▶ [Work to do]
Look for "django" in the listing below. Gather each line that contains it.

━━━

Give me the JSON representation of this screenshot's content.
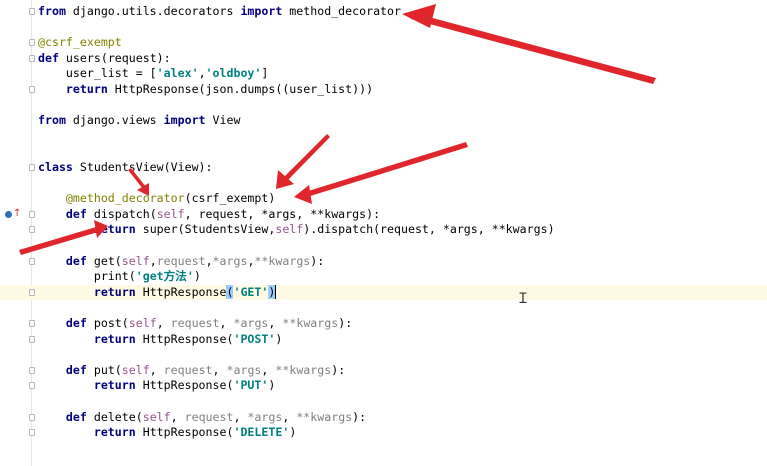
{
  "lines": [
    [
      {
        "t": "from",
        "c": "kw"
      },
      {
        "t": " django.utils.decorators "
      },
      {
        "t": "import",
        "c": "kw"
      },
      {
        "t": " method_decorator"
      }
    ],
    [],
    [
      {
        "t": "@csrf_exempt",
        "c": "dec"
      }
    ],
    [
      {
        "t": "def",
        "c": "kw"
      },
      {
        "t": " users(request):"
      }
    ],
    [
      {
        "t": "    user_list = ["
      },
      {
        "t": "'alex'",
        "c": "str"
      },
      {
        "t": ","
      },
      {
        "t": "'oldboy'",
        "c": "str"
      },
      {
        "t": "]"
      }
    ],
    [
      {
        "t": "    "
      },
      {
        "t": "return",
        "c": "kw"
      },
      {
        "t": " HttpResponse(json.dumps((user_list)))"
      }
    ],
    [],
    [
      {
        "t": "from",
        "c": "kw"
      },
      {
        "t": " django.views "
      },
      {
        "t": "import",
        "c": "kw"
      },
      {
        "t": " View"
      }
    ],
    [],
    [],
    [
      {
        "t": "class",
        "c": "kw"
      },
      {
        "t": " StudentsView(View):"
      }
    ],
    [],
    [
      {
        "t": "    "
      },
      {
        "t": "@method_decorator",
        "c": "dec"
      },
      {
        "t": "(csrf_exempt)"
      }
    ],
    [
      {
        "t": "    "
      },
      {
        "t": "def",
        "c": "kw"
      },
      {
        "t": " dispatch("
      },
      {
        "t": "self",
        "c": "param"
      },
      {
        "t": ", request, *args, **kwargs):"
      }
    ],
    [
      {
        "t": "        "
      },
      {
        "t": "return",
        "c": "kw"
      },
      {
        "t": " super(StudentsView,"
      },
      {
        "t": "self",
        "c": "param"
      },
      {
        "t": ").dispatch(request, *args, **kwargs)"
      }
    ],
    [],
    [
      {
        "t": "    "
      },
      {
        "t": "def",
        "c": "kw"
      },
      {
        "t": " get("
      },
      {
        "t": "self",
        "c": "param"
      },
      {
        "t": ","
      },
      {
        "t": "request",
        "c": "muted"
      },
      {
        "t": ","
      },
      {
        "t": "*args",
        "c": "muted"
      },
      {
        "t": ","
      },
      {
        "t": "**kwargs",
        "c": "muted"
      },
      {
        "t": "):"
      }
    ],
    [
      {
        "t": "        print("
      },
      {
        "t": "'get方法'",
        "c": "str"
      },
      {
        "t": ")"
      }
    ],
    [
      {
        "t": "        "
      },
      {
        "t": "return",
        "c": "kw"
      },
      {
        "t": " HttpResponse"
      },
      {
        "t": "(",
        "c": "hl"
      },
      {
        "t": "'GET'",
        "c": "str"
      },
      {
        "t": ")",
        "c": "hl"
      },
      {
        "t": "",
        "c": "caret"
      }
    ],
    [],
    [
      {
        "t": "    "
      },
      {
        "t": "def",
        "c": "kw"
      },
      {
        "t": " post("
      },
      {
        "t": "self",
        "c": "param"
      },
      {
        "t": ", "
      },
      {
        "t": "request",
        "c": "muted"
      },
      {
        "t": ", "
      },
      {
        "t": "*args",
        "c": "muted"
      },
      {
        "t": ", "
      },
      {
        "t": "**kwargs",
        "c": "muted"
      },
      {
        "t": "):"
      }
    ],
    [
      {
        "t": "        "
      },
      {
        "t": "return",
        "c": "kw"
      },
      {
        "t": " HttpResponse("
      },
      {
        "t": "'POST'",
        "c": "str"
      },
      {
        "t": ")"
      }
    ],
    [],
    [
      {
        "t": "    "
      },
      {
        "t": "def",
        "c": "kw"
      },
      {
        "t": " put("
      },
      {
        "t": "self",
        "c": "param"
      },
      {
        "t": ", "
      },
      {
        "t": "request",
        "c": "muted"
      },
      {
        "t": ", "
      },
      {
        "t": "*args",
        "c": "muted"
      },
      {
        "t": ", "
      },
      {
        "t": "**kwargs",
        "c": "muted"
      },
      {
        "t": "):"
      }
    ],
    [
      {
        "t": "        "
      },
      {
        "t": "return",
        "c": "kw"
      },
      {
        "t": " HttpResponse("
      },
      {
        "t": "'PUT'",
        "c": "str"
      },
      {
        "t": ")"
      }
    ],
    [],
    [
      {
        "t": "    "
      },
      {
        "t": "def",
        "c": "kw"
      },
      {
        "t": " delete("
      },
      {
        "t": "self",
        "c": "param"
      },
      {
        "t": ", "
      },
      {
        "t": "request",
        "c": "muted"
      },
      {
        "t": ", "
      },
      {
        "t": "*args",
        "c": "muted"
      },
      {
        "t": ", "
      },
      {
        "t": "**kwargs",
        "c": "muted"
      },
      {
        "t": "):"
      }
    ],
    [
      {
        "t": "        "
      },
      {
        "t": "return",
        "c": "kw"
      },
      {
        "t": " HttpResponse("
      },
      {
        "t": "'DELETE'",
        "c": "str"
      },
      {
        "t": ")"
      }
    ]
  ],
  "current_line_index": 18,
  "fold_markers": [
    0,
    2,
    3,
    5,
    10,
    13,
    14,
    16,
    18,
    20,
    21,
    23,
    24,
    26,
    27
  ],
  "annotation_color": "#e0262b",
  "icons": {
    "breakpoint": "override-method-icon",
    "up": "overrides-up-arrow-icon",
    "cursor": "text-cursor-icon"
  }
}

━━━

▶ [Problem solution]
        "t": " django.utils.decorators "
        "t": " django.views "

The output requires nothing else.